### Do this
Check each line of the records below for the word "baseline" and copy those where it appears.

Entries with figure data:
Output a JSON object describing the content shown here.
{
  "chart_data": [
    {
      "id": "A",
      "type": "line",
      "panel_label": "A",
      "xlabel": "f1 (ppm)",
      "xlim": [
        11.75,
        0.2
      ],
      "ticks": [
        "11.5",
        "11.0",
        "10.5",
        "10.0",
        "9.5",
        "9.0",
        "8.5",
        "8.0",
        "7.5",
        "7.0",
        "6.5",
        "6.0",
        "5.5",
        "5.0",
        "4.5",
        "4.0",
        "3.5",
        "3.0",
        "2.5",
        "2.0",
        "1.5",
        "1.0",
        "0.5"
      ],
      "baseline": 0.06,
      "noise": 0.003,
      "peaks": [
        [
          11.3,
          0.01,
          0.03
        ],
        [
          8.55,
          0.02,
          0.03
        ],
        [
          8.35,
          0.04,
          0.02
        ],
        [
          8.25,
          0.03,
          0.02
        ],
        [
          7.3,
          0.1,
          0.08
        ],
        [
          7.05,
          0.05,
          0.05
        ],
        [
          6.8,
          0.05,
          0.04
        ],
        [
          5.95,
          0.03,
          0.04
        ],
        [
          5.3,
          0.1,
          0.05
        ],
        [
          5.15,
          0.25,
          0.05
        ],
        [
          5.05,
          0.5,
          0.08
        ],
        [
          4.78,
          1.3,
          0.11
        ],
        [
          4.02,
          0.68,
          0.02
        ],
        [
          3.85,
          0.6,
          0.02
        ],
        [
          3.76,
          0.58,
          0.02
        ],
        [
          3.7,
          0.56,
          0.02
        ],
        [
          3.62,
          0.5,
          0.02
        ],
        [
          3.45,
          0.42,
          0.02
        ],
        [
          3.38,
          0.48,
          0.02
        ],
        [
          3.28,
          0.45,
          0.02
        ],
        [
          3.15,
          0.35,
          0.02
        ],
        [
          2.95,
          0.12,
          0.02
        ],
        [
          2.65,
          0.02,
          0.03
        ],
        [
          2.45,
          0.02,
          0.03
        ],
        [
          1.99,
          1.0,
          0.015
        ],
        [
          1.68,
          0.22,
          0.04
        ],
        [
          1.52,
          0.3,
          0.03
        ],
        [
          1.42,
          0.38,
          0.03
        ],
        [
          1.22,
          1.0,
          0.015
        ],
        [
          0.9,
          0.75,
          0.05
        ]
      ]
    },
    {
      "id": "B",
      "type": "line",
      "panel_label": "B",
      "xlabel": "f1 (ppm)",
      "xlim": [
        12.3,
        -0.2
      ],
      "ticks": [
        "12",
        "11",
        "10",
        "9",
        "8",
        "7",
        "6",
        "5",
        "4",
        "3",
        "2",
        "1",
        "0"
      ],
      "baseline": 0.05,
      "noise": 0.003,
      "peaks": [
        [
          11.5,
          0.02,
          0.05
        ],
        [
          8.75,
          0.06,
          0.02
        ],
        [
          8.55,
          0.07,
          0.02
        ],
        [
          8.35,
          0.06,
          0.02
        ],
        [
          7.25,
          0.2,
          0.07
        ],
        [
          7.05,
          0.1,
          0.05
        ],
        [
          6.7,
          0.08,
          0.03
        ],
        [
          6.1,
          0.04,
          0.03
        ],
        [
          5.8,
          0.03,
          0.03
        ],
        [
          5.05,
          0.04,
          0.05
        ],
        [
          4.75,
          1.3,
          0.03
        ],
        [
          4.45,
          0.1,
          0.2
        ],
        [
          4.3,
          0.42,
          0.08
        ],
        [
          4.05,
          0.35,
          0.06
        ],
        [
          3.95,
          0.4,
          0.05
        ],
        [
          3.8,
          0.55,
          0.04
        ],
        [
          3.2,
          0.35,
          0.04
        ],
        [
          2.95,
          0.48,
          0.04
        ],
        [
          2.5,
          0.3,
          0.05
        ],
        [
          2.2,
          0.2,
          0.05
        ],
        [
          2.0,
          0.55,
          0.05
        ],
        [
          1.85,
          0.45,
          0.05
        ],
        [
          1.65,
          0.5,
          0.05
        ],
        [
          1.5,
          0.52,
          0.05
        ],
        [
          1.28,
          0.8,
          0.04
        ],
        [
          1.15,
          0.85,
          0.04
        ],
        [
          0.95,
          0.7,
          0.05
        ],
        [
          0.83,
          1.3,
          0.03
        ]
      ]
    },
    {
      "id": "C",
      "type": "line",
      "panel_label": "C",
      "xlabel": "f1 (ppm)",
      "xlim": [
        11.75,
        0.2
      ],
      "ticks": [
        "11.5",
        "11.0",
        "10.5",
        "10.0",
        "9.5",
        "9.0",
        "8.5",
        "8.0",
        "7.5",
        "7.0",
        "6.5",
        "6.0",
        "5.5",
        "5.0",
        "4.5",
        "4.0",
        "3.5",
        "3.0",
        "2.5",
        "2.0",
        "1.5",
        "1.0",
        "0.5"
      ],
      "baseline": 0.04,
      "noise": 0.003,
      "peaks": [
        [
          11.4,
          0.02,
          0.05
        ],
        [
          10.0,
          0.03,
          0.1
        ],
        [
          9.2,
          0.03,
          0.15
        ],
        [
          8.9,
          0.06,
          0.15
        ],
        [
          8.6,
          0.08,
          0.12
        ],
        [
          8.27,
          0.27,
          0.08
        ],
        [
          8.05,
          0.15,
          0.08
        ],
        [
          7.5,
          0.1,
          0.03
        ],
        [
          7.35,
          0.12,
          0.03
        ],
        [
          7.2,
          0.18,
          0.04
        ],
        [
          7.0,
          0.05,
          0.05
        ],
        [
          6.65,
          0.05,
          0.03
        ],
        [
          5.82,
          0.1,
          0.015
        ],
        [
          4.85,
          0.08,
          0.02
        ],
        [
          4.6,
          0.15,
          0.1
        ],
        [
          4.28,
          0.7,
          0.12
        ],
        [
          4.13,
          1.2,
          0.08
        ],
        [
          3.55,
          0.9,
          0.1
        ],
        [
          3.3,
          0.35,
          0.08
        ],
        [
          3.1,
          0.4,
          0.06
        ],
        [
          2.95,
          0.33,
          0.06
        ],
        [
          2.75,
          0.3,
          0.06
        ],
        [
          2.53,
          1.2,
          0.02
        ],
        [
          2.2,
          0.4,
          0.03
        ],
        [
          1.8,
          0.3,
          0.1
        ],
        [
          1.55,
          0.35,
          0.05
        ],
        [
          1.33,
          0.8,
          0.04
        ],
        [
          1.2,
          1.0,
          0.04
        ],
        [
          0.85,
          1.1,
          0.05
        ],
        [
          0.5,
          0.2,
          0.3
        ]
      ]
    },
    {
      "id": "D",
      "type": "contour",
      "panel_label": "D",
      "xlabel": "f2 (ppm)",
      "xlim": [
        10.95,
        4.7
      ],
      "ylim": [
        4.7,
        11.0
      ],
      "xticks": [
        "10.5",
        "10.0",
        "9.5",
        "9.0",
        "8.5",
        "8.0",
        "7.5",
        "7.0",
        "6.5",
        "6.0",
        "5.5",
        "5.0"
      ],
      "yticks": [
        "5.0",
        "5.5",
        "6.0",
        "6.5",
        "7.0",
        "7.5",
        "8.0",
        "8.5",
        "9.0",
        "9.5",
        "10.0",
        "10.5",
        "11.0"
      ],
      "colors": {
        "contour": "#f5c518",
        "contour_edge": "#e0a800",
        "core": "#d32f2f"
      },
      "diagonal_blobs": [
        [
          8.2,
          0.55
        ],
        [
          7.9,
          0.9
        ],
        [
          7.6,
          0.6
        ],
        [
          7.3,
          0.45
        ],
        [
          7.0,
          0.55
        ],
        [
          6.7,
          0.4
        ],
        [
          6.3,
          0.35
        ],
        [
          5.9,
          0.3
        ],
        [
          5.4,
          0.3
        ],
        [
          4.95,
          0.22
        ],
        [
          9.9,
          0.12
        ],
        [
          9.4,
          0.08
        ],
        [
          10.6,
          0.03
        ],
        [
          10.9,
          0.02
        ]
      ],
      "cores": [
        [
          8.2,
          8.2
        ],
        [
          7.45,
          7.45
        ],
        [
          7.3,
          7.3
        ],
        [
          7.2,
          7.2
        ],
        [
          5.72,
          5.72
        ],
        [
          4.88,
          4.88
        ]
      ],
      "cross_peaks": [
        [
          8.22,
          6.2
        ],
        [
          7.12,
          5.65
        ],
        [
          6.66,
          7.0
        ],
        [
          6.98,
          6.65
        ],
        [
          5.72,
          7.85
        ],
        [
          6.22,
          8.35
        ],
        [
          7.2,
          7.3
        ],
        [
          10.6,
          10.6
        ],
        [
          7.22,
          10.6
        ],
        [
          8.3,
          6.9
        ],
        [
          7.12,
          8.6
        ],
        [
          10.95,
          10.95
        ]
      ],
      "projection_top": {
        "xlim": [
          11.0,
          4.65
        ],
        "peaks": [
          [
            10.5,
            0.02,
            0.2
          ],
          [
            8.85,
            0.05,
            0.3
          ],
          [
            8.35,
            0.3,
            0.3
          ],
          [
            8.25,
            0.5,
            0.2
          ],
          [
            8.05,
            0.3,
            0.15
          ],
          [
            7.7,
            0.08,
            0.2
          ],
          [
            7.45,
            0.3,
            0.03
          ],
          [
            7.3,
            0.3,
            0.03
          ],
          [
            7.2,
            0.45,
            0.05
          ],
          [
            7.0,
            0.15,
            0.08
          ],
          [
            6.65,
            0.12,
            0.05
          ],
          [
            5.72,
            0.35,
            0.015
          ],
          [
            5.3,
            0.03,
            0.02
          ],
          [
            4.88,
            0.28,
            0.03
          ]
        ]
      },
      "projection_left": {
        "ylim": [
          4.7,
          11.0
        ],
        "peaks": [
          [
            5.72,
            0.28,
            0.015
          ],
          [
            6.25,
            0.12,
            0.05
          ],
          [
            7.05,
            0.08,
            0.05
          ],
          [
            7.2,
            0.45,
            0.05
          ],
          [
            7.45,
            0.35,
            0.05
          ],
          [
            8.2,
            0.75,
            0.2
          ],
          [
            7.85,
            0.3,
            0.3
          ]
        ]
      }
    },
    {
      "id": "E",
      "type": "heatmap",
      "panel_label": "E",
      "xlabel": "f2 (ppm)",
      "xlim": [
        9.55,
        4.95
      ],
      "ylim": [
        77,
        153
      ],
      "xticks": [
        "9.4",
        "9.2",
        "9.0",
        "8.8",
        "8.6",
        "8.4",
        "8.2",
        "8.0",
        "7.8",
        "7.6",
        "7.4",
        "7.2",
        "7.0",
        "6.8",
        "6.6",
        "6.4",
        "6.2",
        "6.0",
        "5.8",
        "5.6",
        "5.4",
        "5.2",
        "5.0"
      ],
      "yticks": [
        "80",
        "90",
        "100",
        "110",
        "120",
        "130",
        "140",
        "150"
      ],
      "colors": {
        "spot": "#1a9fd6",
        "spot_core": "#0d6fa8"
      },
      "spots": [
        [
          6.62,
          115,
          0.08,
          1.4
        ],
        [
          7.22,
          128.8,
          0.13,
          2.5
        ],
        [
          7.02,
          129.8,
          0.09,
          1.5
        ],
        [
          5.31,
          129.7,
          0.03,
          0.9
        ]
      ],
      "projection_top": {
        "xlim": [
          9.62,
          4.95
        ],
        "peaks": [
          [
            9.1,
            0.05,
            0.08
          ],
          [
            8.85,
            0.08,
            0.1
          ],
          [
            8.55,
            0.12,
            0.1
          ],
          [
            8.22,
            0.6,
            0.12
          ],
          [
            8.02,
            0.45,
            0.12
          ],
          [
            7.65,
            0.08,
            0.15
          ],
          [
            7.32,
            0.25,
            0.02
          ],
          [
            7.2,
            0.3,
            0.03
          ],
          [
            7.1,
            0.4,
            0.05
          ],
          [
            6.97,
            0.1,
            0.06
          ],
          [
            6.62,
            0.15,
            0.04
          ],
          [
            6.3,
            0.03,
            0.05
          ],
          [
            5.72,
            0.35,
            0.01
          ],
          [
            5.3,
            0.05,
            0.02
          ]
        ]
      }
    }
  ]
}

### Solved exercise
      "baseline": 0.06,
      "baseline": 0.05,
      "baseline": 0.04,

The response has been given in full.